BEGIN Material provided
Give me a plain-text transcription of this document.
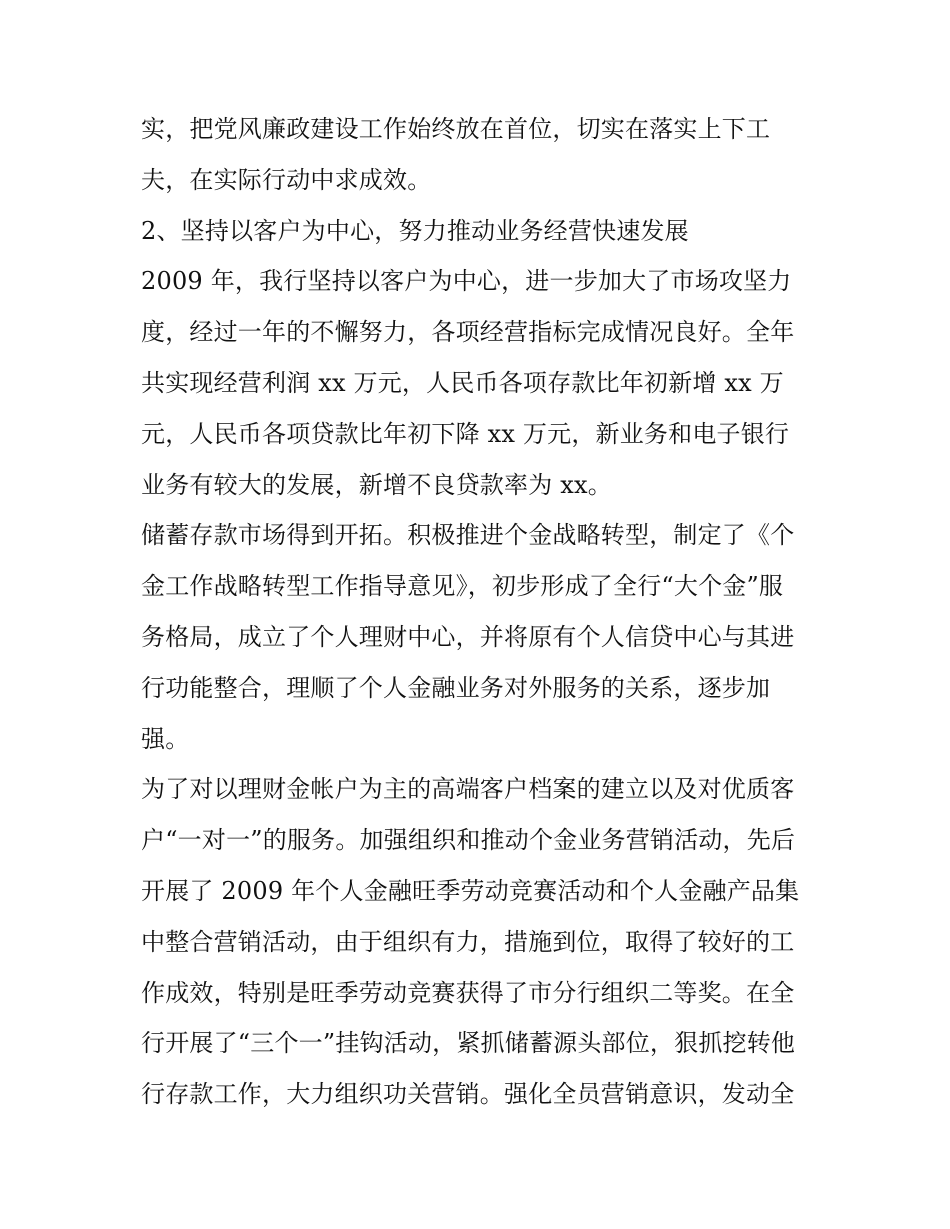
实，把党风廉政建设工作始终放在首位，切实在落实上下工
夫，在实际行动中求成效。
2、坚持以客户为中心，努力推动业务经营快速发展
2009 年，我行坚持以客户为中心，进一步加大了市场攻坚力
度，经过一年的不懈努力，各项经营指标完成情况良好。全年
共实现经营利润 xx 万元，人民币各项存款比年初新增 xx 万
元，人民币各项贷款比年初下降 xx 万元，新业务和电子银行
业务有较大的发展，新增不良贷款率为 xx。
储蓄存款市场得到开拓。积极推进个金战略转型，制定了《个
金工作战略转型工作指导意见》，初步形成了全行“大个金”服
务格局，成立了个人理财中心，并将原有个人信贷中心与其进
行功能整合，理顺了个人金融业务对外服务的关系，逐步加
强。
为了对以理财金帐户为主的高端客户档案的建立以及对优质客
户“一对一”的服务。加强组织和推动个金业务营销活动，先后
开展了 2009 年个人金融旺季劳动竞赛活动和个人金融产品集
中整合营销活动，由于组织有力，措施到位，取得了较好的工
作成效，特别是旺季劳动竞赛获得了市分行组织二等奖。在全
行开展了“三个一”挂钩活动，紧抓储蓄源头部位，狠抓挖转他
行存款工作，大力组织功关营销。强化全员营销意识，发动全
END Material provided
| Directions |
Would you mind returning each entry above word for word, skipping the images?

| Solved exercise |
Give me a plain-text transcription of this document.
实，把党风廉政建设工作始终放在首位，切实在落实上下工
夫，在实际行动中求成效。
2、坚持以客户为中心，努力推动业务经营快速发展
2009 年，我行坚持以客户为中心，进一步加大了市场攻坚力
度，经过一年的不懈努力，各项经营指标完成情况良好。全年
共实现经营利润 xx 万元，人民币各项存款比年初新增 xx 万
元，人民币各项贷款比年初下降 xx 万元，新业务和电子银行
业务有较大的发展，新增不良贷款率为 xx。
储蓄存款市场得到开拓。积极推进个金战略转型，制定了《个
金工作战略转型工作指导意见》，初步形成了全行“大个金”服
务格局，成立了个人理财中心，并将原有个人信贷中心与其进
行功能整合，理顺了个人金融业务对外服务的关系，逐步加
强。
为了对以理财金帐户为主的高端客户档案的建立以及对优质客
户“一对一”的服务。加强组织和推动个金业务营销活动，先后
开展了 2009 年个人金融旺季劳动竞赛活动和个人金融产品集
中整合营销活动，由于组织有力，措施到位，取得了较好的工
作成效，特别是旺季劳动竞赛获得了市分行组织二等奖。在全
行开展了“三个一”挂钩活动，紧抓储蓄源头部位，狠抓挖转他
行存款工作，大力组织功关营销。强化全员营销意识，发动全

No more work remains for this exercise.